• Supplied material:
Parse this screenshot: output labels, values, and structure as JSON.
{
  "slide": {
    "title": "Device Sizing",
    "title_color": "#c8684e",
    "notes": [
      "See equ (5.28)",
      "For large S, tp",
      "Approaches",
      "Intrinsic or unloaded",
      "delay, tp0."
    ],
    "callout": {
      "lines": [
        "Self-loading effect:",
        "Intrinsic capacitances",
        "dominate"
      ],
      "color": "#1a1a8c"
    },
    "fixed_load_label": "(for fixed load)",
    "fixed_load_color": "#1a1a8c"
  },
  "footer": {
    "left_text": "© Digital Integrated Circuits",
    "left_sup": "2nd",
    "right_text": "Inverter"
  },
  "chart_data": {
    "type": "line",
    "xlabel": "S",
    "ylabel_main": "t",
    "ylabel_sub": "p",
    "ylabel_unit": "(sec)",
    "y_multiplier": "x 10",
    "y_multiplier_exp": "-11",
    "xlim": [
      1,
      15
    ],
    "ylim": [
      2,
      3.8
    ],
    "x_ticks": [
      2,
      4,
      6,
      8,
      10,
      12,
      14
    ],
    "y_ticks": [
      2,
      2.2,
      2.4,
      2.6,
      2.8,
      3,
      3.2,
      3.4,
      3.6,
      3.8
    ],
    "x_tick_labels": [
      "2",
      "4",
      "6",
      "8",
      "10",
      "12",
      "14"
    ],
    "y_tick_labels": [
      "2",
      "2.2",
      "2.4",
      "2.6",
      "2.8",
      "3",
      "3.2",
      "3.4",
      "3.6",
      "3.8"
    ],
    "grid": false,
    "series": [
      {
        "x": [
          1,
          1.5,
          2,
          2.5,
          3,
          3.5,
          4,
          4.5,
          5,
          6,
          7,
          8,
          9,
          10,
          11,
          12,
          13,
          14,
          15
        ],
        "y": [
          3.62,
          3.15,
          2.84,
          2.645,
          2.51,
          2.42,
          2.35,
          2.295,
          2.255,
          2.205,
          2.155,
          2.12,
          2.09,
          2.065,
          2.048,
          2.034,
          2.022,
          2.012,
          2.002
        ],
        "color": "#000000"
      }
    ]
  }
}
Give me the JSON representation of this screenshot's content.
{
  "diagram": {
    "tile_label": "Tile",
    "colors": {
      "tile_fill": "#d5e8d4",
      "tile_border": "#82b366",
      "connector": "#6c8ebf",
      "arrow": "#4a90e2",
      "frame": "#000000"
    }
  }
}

• Task brief: Output the entries verbatim.

• Result below:
Parse this screenshot: output labels, values, and structure as JSON.
{
  "slide": {
    "title": "Device Sizing",
    "title_color": "#c8684e",
    "notes": [
      "See equ (5.28)",
      "For large S, tp",
      "Approaches",
      "Intrinsic or unloaded",
      "delay, tp0."
    ],
    "callout": {
      "lines": [
        "Self-loading effect:",
        "Intrinsic capacitances",
        "dominate"
      ],
      "color": "#1a1a8c"
    },
    "fixed_load_label": "(for fixed load)",
    "fixed_load_color": "#1a1a8c"
  },
  "footer": {
    "left_text": "© Digital Integrated Circuits",
    "left_sup": "2nd",
    "right_text": "Inverter"
  },
  "chart_data": {
    "type": "line",
    "xlabel": "S",
    "ylabel_main": "t",
    "ylabel_sub": "p",
    "ylabel_unit": "(sec)",
    "y_multiplier": "x 10",
    "y_multiplier_exp": "-11",
    "xlim": [
      1,
      15
    ],
    "ylim": [
      2,
      3.8
    ],
    "x_ticks": [
      2,
      4,
      6,
      8,
      10,
      12,
      14
    ],
    "y_ticks": [
      2,
      2.2,
      2.4,
      2.6,
      2.8,
      3,
      3.2,
      3.4,
      3.6,
      3.8
    ],
    "x_tick_labels": [
      "2",
      "4",
      "6",
      "8",
      "10",
      "12",
      "14"
    ],
    "y_tick_labels": [
      "2",
      "2.2",
      "2.4",
      "2.6",
      "2.8",
      "3",
      "3.2",
      "3.4",
      "3.6",
      "3.8"
    ],
    "grid": false,
    "series": [
      {
        "x": [
          1,
          1.5,
          2,
          2.5,
          3,
          3.5,
          4,
          4.5,
          5,
          6,
          7,
          8,
          9,
          10,
          11,
          12,
          13,
          14,
          15
        ],
        "y": [
          3.62,
          3.15,
          2.84,
          2.645,
          2.51,
          2.42,
          2.35,
          2.295,
          2.255,
          2.205,
          2.155,
          2.12,
          2.09,
          2.065,
          2.048,
          2.034,
          2.022,
          2.012,
          2.002
        ],
        "color": "#000000"
      }
    ]
  }
}
Give me the JSON representation of this screenshot's content.
{
  "diagram": {
    "tile_label": "Tile",
    "colors": {
      "tile_fill": "#d5e8d4",
      "tile_border": "#82b366",
      "connector": "#6c8ebf",
      "arrow": "#4a90e2",
      "frame": "#000000"
    }
  }
}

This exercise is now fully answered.